'''

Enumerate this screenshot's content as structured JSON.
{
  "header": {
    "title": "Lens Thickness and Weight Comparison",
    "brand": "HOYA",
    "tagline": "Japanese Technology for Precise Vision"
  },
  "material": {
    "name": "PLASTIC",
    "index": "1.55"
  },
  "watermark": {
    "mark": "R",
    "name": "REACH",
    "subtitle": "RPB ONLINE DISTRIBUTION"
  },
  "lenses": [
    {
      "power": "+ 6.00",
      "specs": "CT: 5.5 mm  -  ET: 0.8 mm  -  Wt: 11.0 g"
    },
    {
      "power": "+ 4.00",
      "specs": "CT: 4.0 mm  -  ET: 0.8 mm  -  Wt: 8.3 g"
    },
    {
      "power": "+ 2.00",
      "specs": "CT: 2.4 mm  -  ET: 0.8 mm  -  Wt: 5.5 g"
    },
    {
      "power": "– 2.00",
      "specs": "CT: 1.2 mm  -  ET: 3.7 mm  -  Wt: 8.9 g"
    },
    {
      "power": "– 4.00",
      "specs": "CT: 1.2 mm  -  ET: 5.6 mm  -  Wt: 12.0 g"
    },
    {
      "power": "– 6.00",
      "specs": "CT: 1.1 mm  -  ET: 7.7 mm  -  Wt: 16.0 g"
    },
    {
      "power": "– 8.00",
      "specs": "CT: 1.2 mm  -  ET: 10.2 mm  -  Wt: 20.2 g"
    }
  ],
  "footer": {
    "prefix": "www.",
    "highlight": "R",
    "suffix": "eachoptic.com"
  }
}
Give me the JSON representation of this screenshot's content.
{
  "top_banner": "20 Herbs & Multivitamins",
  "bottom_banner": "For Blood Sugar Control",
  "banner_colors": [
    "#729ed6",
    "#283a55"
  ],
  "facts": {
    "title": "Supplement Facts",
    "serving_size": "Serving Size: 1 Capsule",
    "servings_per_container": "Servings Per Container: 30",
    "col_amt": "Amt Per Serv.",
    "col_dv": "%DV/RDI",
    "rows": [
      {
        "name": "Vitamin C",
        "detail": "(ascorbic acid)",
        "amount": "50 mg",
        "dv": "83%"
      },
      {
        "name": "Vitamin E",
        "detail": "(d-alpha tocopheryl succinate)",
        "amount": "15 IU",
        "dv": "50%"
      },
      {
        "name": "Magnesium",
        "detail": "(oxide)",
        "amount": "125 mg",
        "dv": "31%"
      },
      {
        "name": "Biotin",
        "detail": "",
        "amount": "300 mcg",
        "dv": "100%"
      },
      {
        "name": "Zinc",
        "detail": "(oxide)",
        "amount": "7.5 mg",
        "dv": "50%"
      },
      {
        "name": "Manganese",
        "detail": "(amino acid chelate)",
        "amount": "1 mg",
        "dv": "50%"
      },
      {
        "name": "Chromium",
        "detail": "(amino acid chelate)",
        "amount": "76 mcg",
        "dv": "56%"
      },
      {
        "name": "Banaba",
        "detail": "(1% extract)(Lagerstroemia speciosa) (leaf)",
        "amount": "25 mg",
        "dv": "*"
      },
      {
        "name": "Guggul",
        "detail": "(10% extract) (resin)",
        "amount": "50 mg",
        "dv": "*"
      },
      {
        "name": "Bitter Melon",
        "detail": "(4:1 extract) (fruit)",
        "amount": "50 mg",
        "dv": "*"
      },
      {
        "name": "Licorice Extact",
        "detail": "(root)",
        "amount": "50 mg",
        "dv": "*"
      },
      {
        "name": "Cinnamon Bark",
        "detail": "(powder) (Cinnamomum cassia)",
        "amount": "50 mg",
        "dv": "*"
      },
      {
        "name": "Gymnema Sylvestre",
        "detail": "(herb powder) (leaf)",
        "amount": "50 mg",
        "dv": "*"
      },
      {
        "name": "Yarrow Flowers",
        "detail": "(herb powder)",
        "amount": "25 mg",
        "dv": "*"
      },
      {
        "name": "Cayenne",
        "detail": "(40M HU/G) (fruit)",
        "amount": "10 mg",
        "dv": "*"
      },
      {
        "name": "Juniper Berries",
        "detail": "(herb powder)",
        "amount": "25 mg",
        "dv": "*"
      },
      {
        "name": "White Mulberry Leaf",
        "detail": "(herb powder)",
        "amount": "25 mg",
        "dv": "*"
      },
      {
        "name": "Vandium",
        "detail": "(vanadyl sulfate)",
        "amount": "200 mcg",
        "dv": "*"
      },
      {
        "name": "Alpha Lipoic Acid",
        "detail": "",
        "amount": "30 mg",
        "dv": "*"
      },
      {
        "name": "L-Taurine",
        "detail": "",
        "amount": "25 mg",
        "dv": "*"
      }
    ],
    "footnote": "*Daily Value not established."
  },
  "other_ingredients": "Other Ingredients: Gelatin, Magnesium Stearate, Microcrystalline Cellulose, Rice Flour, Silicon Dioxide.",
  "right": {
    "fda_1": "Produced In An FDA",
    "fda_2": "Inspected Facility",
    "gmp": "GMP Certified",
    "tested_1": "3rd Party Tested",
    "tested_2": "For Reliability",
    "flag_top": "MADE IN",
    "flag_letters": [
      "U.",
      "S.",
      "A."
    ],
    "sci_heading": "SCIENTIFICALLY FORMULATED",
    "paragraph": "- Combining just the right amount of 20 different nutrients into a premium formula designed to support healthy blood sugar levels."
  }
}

'''

**Written exercise**
Reproduce every line of the listing above in which the string "extract" appears.

**Task answer**
        "detail": "(1% extract)(Lagerstroemia speciosa) (leaf)",
        "detail": "(10% extract) (resin)",
        "detail": "(4:1 extract) (fruit)",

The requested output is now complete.